— Start of INFORMATION SHOWN —
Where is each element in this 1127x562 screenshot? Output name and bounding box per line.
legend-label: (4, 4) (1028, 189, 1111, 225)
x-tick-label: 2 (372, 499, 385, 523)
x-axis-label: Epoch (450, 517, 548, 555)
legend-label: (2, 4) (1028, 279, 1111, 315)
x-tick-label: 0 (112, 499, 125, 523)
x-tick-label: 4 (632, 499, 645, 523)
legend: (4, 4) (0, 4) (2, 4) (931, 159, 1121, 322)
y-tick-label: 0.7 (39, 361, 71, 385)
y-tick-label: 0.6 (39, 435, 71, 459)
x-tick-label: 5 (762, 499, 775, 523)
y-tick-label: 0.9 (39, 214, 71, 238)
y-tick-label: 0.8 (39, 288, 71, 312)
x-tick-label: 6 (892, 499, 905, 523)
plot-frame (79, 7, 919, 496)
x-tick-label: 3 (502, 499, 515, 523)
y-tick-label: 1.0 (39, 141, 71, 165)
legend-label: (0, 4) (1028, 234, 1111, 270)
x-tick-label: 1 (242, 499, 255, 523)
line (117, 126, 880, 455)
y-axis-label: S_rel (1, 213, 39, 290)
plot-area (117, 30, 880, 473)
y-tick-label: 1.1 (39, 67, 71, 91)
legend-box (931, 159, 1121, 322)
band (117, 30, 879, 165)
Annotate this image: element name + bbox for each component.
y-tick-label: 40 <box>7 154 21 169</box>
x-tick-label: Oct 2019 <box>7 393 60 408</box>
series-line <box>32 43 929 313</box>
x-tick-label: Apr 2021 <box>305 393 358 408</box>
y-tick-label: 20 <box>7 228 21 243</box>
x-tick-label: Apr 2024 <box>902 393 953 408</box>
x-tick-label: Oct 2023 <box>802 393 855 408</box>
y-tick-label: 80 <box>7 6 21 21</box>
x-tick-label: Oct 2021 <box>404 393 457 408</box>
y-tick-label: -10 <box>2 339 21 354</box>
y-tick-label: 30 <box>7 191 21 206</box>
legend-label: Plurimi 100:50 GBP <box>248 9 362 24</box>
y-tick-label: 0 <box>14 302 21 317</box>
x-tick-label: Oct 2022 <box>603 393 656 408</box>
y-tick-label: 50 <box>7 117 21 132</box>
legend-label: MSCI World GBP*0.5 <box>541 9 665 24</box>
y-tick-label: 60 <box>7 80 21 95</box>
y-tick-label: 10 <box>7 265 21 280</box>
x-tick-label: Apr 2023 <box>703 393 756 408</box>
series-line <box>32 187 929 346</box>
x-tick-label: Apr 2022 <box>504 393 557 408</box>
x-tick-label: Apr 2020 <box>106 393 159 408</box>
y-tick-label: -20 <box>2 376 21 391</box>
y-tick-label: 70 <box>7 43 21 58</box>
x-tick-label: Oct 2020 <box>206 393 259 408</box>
— End of INFORMATION SHOWN —
» WHAT YOU SHOULD DO: Copy every line of the records above word for word, with nothing changed.

» TASK OUTPUT:
Where is each element in this 1127x562 screenshot? Output name and bounding box per line.
legend-label: (4, 4) (1028, 189, 1111, 225)
x-tick-label: 2 (372, 499, 385, 523)
x-axis-label: Epoch (450, 517, 548, 555)
legend-label: (2, 4) (1028, 279, 1111, 315)
x-tick-label: 0 (112, 499, 125, 523)
x-tick-label: 4 (632, 499, 645, 523)
legend: (4, 4) (0, 4) (2, 4) (931, 159, 1121, 322)
y-tick-label: 0.7 (39, 361, 71, 385)
y-tick-label: 0.6 (39, 435, 71, 459)
x-tick-label: 5 (762, 499, 775, 523)
y-tick-label: 0.9 (39, 214, 71, 238)
y-tick-label: 0.8 (39, 288, 71, 312)
x-tick-label: 6 (892, 499, 905, 523)
plot-frame (79, 7, 919, 496)
x-tick-label: 3 (502, 499, 515, 523)
y-tick-label: 1.0 (39, 141, 71, 165)
legend-label: (0, 4) (1028, 234, 1111, 270)
x-tick-label: 1 (242, 499, 255, 523)
line (117, 126, 880, 455)
y-axis-label: S_rel (1, 213, 39, 290)
plot-area (117, 30, 880, 473)
y-tick-label: 1.1 (39, 67, 71, 91)
legend-box (931, 159, 1121, 322)
band (117, 30, 879, 165)
Annotate this image: element name + bbox for each component.
y-tick-label: 40 <box>7 154 21 169</box>
x-tick-label: Oct 2019 <box>7 393 60 408</box>
series-line <box>32 43 929 313</box>
x-tick-label: Apr 2021 <box>305 393 358 408</box>
y-tick-label: 20 <box>7 228 21 243</box>
x-tick-label: Apr 2024 <box>902 393 953 408</box>
x-tick-label: Oct 2023 <box>802 393 855 408</box>
y-tick-label: 80 <box>7 6 21 21</box>
x-tick-label: Oct 2021 <box>404 393 457 408</box>
y-tick-label: -10 <box>2 339 21 354</box>
y-tick-label: 30 <box>7 191 21 206</box>
legend-label: Plurimi 100:50 GBP <box>248 9 362 24</box>
y-tick-label: 0 <box>14 302 21 317</box>
x-tick-label: Oct 2022 <box>603 393 656 408</box>
y-tick-label: 50 <box>7 117 21 132</box>
legend-label: MSCI World GBP*0.5 <box>541 9 665 24</box>
y-tick-label: 60 <box>7 80 21 95</box>
y-tick-label: 10 <box>7 265 21 280</box>
x-tick-label: Apr 2023 <box>703 393 756 408</box>
series-line <box>32 187 929 346</box>
x-tick-label: Apr 2022 <box>504 393 557 408</box>
x-tick-label: Apr 2020 <box>106 393 159 408</box>
y-tick-label: -20 <box>2 376 21 391</box>
y-tick-label: 70 <box>7 43 21 58</box>
x-tick-label: Oct 2020 <box>206 393 259 408</box>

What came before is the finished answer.